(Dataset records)

========================================

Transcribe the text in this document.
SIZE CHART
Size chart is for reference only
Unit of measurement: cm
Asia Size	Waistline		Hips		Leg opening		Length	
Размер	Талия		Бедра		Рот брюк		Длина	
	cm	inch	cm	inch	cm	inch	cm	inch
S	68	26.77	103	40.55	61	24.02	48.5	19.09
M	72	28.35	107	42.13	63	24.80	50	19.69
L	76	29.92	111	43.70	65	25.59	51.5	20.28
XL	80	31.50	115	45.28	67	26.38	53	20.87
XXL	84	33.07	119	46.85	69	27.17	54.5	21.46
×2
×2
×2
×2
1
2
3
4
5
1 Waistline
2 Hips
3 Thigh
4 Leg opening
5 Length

========================================

§ What the task requires:
Find and copy each line above that includes the string "Length".

§ Expected answer:
Asia Size	Waistline		Hips		Leg opening		Length	
5 Length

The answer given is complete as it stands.